**What to do**
Reproduce all the entries exactly.

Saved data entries
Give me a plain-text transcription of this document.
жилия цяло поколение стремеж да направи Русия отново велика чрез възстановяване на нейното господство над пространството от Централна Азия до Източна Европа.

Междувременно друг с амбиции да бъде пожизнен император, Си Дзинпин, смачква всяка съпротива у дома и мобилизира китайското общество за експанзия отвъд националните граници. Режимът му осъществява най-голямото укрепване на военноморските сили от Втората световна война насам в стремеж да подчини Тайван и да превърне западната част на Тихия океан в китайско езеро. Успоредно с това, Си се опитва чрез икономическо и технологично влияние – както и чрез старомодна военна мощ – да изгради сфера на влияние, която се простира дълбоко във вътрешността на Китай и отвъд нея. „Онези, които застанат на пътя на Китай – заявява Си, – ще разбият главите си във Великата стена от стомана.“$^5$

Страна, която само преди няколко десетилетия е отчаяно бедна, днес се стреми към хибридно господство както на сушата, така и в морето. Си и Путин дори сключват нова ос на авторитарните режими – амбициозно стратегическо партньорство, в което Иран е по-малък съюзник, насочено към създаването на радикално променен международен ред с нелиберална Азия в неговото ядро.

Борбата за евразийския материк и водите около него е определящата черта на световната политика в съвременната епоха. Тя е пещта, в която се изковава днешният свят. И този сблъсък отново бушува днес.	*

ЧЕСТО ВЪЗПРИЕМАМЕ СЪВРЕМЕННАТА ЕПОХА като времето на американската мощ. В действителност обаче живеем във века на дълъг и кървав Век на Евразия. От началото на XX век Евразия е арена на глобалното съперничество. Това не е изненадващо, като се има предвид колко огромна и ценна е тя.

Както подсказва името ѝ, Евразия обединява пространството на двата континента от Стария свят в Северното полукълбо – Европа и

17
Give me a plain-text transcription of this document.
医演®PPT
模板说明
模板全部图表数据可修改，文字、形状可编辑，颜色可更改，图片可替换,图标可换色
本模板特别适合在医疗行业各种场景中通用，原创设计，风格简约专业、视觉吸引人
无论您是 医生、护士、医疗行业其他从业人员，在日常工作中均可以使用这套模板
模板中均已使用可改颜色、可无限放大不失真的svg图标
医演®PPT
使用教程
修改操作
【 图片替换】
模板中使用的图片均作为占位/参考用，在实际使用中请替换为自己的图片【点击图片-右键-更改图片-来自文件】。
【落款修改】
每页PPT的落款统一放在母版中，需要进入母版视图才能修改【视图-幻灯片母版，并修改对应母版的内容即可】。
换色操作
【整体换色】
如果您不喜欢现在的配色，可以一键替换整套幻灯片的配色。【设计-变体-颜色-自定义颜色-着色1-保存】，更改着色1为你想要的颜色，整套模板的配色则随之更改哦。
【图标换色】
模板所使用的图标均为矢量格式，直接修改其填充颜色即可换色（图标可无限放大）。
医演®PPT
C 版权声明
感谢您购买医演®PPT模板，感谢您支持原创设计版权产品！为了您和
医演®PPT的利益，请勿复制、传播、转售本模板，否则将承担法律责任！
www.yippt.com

**Task answer**
Give me a plain-text transcription of this document.
жилия цяло поколение стремеж да направи Русия отново велика чрез възстановяване на нейното господство над пространството от Централна Азия до Източна Европа.

Междувременно друг с амбиции да бъде пожизнен император, Си Дзинпин, смачква всяка съпротива у дома и мобилизира китайското общество за експанзия отвъд националните граници. Режимът му осъществява най-голямото укрепване на военноморските сили от Втората световна война насам в стремеж да подчини Тайван и да превърне западната част на Тихия океан в китайско езеро. Успоредно с това, Си се опитва чрез икономическо и технологично влияние – както и чрез старомодна военна мощ – да изгради сфера на влияние, която се простира дълбоко във вътрешността на Китай и отвъд нея. „Онези, които застанат на пътя на Китай – заявява Си, – ще разбият главите си във Великата стена от стомана.“$^5$

Страна, която само преди няколко десетилетия е отчаяно бедна, днес се стреми към хибридно господство както на сушата, така и в морето. Си и Путин дори сключват нова ос на авторитарните режими – амбициозно стратегическо партньорство, в което Иран е по-малък съюзник, насочено към създаването на радикално променен международен ред с нелиберална Азия в неговото ядро.

Борбата за евразийския материк и водите около него е определящата черта на световната политика в съвременната епоха. Тя е пещта, в която се изковава днешният свят. И този сблъсък отново бушува днес.	*

ЧЕСТО ВЪЗПРИЕМАМЕ СЪВРЕМЕННАТА ЕПОХА като времето на американската мощ. В действителност обаче живеем във века на дълъг и кървав Век на Евразия. От началото на XX век Евразия е арена на глобалното съперничество. Това не е изненадващо, като се има предвид колко огромна и ценна е тя.

Както подсказва името ѝ, Евразия обединява пространството на двата континента от Стария свят в Северното полукълбо – Европа и

17
Give me a plain-text transcription of this document.
医演®PPT
模板说明
模板全部图表数据可修改，文字、形状可编辑，颜色可更改，图片可替换,图标可换色
本模板特别适合在医疗行业各种场景中通用，原创设计，风格简约专业、视觉吸引人
无论您是 医生、护士、医疗行业其他从业人员，在日常工作中均可以使用这套模板
模板中均已使用可改颜色、可无限放大不失真的svg图标
医演®PPT
使用教程
修改操作
【 图片替换】
模板中使用的图片均作为占位/参考用，在实际使用中请替换为自己的图片【点击图片-右键-更改图片-来自文件】。
【落款修改】
每页PPT的落款统一放在母版中，需要进入母版视图才能修改【视图-幻灯片母版，并修改对应母版的内容即可】。
换色操作
【整体换色】
如果您不喜欢现在的配色，可以一键替换整套幻灯片的配色。【设计-变体-颜色-自定义颜色-着色1-保存】，更改着色1为你想要的颜色，整套模板的配色则随之更改哦。
【图标换色】
模板所使用的图标均为矢量格式，直接修改其填充颜色即可换色（图标可无限放大）。
医演®PPT
C 版权声明
感谢您购买医演®PPT模板，感谢您支持原创设计版权产品！为了您和
医演®PPT的利益，请勿复制、传播、转售本模板，否则将承担法律责任！
www.yippt.com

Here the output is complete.